Among the lines below, count those with "International". Give only the number.

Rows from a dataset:
-- BEGIN --
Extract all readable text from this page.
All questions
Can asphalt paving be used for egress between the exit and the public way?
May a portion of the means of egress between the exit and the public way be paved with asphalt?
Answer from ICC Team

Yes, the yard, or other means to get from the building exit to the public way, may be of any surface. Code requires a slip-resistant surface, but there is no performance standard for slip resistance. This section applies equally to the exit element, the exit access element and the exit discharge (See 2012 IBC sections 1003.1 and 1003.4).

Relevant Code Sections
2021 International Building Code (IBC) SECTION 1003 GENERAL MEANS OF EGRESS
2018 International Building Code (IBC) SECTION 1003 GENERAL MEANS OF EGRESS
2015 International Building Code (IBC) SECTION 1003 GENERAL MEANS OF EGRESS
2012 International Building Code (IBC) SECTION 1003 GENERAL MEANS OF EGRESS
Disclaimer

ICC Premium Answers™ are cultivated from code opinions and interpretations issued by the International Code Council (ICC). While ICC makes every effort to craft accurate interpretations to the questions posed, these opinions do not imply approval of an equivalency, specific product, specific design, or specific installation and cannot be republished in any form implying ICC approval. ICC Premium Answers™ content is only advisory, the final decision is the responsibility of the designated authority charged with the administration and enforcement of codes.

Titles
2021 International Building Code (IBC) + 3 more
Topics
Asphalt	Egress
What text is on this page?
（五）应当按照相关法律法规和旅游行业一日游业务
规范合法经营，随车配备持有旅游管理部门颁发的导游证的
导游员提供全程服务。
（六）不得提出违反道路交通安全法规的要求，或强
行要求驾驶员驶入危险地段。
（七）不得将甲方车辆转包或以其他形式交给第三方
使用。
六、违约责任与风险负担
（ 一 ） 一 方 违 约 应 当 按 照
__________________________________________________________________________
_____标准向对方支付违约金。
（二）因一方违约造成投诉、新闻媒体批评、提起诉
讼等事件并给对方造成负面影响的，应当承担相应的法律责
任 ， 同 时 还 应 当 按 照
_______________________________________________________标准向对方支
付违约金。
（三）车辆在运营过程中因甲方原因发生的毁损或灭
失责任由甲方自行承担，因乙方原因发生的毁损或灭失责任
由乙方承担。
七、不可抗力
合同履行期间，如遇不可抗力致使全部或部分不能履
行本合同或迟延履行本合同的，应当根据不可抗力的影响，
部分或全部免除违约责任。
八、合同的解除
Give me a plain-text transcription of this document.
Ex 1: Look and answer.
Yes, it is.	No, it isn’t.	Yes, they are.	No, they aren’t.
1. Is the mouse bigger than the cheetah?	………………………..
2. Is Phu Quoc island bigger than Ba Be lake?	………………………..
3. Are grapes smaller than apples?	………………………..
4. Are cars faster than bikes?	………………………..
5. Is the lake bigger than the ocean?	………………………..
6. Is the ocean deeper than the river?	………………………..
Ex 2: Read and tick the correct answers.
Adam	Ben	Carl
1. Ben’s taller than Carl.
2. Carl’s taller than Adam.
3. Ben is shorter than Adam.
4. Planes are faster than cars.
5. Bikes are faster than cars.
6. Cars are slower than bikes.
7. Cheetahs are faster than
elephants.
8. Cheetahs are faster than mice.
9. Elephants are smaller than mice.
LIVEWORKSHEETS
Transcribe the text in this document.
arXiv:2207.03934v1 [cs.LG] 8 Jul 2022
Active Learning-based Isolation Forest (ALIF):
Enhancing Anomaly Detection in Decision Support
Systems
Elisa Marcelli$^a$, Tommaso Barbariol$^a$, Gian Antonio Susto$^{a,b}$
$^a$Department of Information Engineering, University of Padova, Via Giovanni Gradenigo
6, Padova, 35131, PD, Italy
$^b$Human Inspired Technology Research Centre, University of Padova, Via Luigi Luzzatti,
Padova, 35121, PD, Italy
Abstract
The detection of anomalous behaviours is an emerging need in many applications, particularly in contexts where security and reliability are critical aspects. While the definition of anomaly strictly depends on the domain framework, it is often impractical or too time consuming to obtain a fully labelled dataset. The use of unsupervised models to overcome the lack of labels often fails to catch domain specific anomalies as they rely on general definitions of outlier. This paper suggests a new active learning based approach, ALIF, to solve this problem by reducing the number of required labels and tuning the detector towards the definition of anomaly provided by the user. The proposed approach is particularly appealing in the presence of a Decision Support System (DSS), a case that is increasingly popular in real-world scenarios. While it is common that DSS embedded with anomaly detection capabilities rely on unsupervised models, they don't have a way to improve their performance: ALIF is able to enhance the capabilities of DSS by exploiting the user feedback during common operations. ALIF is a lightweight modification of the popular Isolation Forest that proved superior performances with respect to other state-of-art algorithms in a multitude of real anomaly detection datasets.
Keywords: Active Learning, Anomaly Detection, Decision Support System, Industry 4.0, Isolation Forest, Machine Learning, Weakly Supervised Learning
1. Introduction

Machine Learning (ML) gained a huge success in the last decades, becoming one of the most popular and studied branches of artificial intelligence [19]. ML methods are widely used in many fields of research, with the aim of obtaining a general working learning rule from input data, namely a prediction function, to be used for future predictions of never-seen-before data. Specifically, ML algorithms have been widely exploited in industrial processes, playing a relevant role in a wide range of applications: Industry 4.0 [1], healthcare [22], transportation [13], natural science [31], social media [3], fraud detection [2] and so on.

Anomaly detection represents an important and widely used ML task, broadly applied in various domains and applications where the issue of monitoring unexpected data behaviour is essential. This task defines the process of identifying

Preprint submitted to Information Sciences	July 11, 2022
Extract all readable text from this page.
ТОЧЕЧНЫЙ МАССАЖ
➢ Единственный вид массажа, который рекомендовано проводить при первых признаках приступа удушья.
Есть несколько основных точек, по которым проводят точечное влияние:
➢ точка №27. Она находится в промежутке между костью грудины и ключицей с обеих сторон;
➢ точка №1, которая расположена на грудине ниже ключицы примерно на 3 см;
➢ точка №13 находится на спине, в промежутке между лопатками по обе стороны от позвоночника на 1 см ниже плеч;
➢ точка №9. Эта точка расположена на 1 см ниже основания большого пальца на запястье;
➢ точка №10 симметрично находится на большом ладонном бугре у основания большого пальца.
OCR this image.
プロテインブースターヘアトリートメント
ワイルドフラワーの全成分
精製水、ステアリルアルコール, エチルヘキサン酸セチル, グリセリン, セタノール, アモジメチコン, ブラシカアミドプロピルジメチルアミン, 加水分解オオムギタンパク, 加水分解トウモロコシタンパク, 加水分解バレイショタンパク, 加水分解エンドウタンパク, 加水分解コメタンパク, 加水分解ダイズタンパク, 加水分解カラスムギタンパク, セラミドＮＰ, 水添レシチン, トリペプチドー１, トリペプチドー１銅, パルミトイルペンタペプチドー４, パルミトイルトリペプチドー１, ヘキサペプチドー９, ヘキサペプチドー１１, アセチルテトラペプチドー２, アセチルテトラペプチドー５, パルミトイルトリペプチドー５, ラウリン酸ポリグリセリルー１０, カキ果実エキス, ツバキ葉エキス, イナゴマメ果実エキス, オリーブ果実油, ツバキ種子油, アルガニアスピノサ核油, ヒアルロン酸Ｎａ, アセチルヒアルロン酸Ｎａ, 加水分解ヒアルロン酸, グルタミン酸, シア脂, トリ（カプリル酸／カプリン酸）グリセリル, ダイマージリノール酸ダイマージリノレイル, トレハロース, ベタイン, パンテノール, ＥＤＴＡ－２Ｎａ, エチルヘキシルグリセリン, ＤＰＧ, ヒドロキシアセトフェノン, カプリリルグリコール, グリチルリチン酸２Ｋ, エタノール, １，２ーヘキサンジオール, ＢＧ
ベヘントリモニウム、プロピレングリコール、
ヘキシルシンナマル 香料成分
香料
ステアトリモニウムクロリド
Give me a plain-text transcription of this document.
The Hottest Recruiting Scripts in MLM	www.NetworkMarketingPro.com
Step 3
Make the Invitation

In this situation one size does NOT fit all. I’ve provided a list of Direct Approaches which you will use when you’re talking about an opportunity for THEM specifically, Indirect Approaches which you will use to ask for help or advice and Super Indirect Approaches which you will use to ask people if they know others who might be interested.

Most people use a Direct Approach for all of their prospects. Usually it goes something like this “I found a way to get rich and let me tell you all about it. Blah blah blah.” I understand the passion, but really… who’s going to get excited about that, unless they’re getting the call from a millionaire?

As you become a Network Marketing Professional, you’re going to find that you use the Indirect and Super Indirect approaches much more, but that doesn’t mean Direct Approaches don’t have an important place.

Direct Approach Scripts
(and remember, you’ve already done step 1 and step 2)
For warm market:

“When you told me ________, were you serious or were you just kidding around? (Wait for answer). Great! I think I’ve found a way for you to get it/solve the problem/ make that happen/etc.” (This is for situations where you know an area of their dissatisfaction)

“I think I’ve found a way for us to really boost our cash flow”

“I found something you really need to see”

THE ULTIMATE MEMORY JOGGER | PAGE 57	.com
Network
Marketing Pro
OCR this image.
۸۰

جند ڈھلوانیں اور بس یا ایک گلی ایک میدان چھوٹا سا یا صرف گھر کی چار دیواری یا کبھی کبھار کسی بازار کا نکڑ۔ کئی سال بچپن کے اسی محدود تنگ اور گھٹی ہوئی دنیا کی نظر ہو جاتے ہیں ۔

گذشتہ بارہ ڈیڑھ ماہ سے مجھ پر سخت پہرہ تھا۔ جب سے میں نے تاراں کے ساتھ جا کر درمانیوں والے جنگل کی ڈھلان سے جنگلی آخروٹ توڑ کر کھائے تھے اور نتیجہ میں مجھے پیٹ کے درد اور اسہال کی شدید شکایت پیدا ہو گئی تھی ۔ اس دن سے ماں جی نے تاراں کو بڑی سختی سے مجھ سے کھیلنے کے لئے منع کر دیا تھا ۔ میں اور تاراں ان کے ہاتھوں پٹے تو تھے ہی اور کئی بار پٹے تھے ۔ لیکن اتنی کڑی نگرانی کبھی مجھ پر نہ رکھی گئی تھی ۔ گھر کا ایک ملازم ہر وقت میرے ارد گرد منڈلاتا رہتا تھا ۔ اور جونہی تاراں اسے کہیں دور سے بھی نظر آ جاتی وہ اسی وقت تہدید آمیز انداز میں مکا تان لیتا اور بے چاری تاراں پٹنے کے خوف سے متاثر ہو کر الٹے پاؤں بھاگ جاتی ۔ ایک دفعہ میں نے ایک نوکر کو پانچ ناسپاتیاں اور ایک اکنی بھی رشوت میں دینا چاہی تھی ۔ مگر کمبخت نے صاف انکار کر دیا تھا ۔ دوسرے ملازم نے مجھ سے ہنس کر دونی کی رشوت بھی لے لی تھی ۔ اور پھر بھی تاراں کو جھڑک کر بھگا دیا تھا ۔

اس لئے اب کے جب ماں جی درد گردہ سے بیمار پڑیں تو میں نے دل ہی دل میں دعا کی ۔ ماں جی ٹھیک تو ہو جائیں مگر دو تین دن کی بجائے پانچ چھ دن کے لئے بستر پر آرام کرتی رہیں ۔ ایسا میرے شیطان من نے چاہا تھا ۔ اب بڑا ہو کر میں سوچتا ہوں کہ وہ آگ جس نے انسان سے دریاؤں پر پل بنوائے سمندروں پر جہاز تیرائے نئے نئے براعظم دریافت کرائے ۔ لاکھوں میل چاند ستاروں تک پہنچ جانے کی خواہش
-- END --
Completed exercise
6